### TASK INPUT
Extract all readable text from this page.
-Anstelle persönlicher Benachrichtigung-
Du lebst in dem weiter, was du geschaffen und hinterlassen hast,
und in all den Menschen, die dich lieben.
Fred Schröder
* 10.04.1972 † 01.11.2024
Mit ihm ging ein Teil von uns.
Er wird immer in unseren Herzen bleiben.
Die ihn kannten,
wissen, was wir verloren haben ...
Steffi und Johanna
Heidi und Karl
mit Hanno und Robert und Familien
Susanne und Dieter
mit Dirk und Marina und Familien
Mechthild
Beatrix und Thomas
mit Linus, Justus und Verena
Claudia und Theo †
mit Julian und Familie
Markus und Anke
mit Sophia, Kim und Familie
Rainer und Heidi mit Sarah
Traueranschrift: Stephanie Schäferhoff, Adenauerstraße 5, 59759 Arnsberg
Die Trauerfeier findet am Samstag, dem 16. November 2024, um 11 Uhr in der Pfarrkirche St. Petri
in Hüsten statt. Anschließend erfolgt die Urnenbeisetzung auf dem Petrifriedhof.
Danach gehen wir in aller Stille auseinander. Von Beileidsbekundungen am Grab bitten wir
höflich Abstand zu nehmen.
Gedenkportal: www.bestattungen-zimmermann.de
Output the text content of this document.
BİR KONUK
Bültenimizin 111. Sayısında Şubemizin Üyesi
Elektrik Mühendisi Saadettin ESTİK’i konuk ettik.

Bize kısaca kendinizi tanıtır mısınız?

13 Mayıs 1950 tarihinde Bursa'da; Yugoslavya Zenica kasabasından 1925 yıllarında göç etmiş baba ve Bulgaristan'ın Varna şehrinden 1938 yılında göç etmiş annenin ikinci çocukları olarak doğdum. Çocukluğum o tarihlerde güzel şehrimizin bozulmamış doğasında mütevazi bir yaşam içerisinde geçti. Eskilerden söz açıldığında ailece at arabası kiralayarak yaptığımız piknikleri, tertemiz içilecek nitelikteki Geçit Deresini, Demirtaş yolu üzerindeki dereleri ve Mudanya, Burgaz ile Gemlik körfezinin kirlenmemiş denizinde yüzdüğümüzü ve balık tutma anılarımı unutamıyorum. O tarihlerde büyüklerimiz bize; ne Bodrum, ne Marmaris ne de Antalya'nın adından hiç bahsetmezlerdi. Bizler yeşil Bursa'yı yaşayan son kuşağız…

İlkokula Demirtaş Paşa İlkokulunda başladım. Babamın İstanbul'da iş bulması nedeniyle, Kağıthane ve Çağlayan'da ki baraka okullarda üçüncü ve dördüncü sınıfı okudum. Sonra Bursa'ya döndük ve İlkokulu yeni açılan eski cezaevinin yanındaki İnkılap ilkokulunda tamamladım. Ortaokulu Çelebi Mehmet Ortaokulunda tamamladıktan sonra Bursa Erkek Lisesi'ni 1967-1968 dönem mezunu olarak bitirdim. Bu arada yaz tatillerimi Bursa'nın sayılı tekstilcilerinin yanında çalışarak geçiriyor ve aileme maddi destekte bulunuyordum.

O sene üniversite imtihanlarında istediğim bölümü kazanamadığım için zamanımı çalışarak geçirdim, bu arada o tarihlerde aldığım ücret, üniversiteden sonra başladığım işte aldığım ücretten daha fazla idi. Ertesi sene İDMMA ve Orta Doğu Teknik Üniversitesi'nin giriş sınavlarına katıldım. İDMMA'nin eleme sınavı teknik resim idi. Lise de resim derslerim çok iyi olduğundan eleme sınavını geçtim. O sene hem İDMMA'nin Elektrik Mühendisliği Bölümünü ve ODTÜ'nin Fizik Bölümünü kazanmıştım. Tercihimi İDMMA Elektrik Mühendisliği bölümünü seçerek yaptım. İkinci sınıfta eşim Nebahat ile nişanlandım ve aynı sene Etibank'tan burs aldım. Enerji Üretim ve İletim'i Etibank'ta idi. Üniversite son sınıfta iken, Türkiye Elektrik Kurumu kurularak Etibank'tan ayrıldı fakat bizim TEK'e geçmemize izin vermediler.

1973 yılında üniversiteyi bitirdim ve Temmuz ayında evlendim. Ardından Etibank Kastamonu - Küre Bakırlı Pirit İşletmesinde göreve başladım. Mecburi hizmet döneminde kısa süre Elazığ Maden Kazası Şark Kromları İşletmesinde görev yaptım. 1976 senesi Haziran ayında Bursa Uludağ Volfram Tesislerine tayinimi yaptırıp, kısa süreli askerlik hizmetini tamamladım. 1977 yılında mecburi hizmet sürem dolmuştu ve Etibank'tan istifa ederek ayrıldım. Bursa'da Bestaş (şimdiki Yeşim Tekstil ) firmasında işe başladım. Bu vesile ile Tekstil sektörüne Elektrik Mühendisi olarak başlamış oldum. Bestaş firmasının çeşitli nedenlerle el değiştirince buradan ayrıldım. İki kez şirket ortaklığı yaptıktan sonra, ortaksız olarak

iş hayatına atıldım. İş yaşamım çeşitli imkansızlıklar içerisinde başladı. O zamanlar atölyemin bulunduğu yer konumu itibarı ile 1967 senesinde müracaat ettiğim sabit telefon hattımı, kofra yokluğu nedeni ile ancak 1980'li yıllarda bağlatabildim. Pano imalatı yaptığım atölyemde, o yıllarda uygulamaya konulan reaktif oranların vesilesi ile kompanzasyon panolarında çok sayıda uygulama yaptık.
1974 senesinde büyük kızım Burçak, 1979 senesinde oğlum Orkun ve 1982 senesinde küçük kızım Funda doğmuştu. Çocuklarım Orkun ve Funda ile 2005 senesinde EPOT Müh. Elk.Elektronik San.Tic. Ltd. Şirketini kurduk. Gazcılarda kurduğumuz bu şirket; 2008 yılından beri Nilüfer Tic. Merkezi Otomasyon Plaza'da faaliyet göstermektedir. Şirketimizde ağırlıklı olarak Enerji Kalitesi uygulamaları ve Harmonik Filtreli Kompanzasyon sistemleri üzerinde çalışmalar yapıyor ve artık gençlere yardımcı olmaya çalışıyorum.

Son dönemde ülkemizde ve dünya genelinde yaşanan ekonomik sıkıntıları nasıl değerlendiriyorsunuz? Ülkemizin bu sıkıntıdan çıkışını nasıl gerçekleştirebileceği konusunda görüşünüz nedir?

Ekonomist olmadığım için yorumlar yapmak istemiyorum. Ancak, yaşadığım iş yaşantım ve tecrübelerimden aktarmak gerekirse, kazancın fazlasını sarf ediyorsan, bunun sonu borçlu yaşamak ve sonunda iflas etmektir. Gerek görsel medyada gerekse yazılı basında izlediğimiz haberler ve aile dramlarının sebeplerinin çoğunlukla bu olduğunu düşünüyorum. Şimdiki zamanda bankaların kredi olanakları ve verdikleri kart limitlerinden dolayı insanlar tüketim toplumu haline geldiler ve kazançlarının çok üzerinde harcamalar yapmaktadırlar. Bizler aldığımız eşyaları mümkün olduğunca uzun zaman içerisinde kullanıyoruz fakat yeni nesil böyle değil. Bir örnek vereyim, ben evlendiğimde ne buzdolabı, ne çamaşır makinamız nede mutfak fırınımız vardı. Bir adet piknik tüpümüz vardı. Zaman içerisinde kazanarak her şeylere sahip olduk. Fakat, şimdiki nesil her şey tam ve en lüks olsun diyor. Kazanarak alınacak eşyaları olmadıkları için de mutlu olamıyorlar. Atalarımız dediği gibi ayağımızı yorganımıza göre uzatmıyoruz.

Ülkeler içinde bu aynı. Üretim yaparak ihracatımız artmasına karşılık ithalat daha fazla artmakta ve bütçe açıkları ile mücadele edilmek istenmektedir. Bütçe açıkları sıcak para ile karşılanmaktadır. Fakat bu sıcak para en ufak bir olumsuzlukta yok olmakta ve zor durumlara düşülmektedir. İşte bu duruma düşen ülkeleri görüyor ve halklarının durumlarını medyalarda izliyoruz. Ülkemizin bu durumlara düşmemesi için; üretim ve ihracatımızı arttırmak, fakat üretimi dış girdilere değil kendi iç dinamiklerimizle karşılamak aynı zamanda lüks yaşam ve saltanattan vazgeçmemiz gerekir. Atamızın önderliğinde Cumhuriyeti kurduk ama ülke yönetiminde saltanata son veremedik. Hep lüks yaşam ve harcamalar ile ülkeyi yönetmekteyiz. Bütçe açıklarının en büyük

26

### REQUEST
Scan the listing above and copy all lines containing the word "Familien".

### SOLUTION FOR THIS TASK
mit Hanno und Robert und Familien
mit Dirk und Marina und Familien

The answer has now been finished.